**Task**
Write the material out again exactly as it stands.

···

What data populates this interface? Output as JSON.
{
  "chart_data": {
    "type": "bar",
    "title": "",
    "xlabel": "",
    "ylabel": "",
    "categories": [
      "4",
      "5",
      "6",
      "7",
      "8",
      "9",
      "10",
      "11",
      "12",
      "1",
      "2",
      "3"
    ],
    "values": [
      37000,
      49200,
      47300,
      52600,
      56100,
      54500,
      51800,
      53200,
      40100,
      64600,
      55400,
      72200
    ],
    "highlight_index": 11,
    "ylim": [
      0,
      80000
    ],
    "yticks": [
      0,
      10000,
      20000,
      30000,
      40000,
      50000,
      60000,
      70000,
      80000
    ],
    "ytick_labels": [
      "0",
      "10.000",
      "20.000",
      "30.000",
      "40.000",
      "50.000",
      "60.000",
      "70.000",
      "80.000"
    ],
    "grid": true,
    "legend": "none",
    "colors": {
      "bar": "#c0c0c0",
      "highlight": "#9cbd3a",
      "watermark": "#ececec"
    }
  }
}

···

**Exercise result**
What data populates this interface? Output as JSON.
{
  "chart_data": {
    "type": "bar",
    "title": "",
    "xlabel": "",
    "ylabel": "",
    "categories": [
      "4",
      "5",
      "6",
      "7",
      "8",
      "9",
      "10",
      "11",
      "12",
      "1",
      "2",
      "3"
    ],
    "values": [
      37000,
      49200,
      47300,
      52600,
      56100,
      54500,
      51800,
      53200,
      40100,
      64600,
      55400,
      72200
    ],
    "highlight_index": 11,
    "ylim": [
      0,
      80000
    ],
    "yticks": [
      0,
      10000,
      20000,
      30000,
      40000,
      50000,
      60000,
      70000,
      80000
    ],
    "ytick_labels": [
      "0",
      "10.000",
      "20.000",
      "30.000",
      "40.000",
      "50.000",
      "60.000",
      "70.000",
      "80.000"
    ],
    "grid": true,
    "legend": "none",
    "colors": {
      "bar": "#c0c0c0",
      "highlight": "#9cbd3a",
      "watermark": "#ececec"
    }
  }
}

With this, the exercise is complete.